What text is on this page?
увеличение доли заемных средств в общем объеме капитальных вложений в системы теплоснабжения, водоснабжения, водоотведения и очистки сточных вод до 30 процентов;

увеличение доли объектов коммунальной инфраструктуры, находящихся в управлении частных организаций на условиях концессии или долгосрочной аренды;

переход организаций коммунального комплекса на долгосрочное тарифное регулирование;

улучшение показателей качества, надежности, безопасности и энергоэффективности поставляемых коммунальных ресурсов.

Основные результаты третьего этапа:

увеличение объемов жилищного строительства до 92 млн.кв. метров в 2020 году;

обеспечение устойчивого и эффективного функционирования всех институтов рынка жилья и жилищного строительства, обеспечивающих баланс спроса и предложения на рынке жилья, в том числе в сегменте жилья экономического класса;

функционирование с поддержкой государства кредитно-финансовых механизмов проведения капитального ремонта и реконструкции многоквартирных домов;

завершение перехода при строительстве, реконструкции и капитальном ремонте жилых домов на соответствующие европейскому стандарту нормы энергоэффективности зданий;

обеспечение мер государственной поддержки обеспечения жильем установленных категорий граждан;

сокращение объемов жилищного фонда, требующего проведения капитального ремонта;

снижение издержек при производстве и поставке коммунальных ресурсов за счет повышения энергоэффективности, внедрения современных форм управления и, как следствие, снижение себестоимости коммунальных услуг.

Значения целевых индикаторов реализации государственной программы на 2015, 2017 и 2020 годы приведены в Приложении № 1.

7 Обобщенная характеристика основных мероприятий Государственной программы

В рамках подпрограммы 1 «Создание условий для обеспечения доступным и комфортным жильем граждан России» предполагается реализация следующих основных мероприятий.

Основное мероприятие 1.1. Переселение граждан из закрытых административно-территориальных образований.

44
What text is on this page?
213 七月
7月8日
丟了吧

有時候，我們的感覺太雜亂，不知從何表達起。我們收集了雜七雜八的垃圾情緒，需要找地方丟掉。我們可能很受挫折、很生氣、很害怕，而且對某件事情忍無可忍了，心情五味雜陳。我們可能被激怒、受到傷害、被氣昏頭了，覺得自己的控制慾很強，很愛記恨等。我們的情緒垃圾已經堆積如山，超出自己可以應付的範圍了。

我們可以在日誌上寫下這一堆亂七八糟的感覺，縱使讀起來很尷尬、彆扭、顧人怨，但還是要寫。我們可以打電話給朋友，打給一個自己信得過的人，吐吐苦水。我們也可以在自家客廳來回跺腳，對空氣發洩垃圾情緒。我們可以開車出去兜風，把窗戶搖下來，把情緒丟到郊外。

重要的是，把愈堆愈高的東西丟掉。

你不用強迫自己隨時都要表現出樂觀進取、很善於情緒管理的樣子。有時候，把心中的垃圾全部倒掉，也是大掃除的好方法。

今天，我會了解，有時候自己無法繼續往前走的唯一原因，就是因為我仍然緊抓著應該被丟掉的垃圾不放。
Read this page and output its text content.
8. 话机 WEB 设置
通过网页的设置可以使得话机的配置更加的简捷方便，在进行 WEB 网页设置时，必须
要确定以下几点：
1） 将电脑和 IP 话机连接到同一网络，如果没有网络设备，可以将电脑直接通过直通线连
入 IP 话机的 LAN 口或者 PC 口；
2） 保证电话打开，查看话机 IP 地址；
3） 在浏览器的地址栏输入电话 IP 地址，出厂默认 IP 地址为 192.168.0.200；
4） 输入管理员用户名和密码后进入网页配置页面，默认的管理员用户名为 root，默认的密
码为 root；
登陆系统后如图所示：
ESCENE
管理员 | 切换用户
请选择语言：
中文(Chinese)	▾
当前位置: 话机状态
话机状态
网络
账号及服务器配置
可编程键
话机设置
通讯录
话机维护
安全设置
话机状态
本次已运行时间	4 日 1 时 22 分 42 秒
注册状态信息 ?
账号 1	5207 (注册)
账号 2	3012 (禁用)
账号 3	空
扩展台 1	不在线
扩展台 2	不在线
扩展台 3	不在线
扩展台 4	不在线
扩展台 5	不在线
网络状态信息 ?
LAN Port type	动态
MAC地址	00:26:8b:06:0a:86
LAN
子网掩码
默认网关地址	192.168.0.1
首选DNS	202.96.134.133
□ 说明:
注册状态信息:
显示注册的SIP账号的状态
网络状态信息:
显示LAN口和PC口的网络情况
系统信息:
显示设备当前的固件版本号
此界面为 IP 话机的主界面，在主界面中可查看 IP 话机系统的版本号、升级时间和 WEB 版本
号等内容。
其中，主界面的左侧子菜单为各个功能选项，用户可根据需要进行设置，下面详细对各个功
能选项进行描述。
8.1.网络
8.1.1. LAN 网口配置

What the task requires:
Which lines hold the word "строительства"? Show each one.

Task response:
увеличение объемов жилищного строительства до 92 млн.кв. метров в 2020 году;
обеспечение устойчивого и эффективного функционирования всех институтов рынка жилья и жилищного строительства, обеспечивающих баланс спроса и предложения на рынке жилья, в том числе в сегменте жилья экономического класса;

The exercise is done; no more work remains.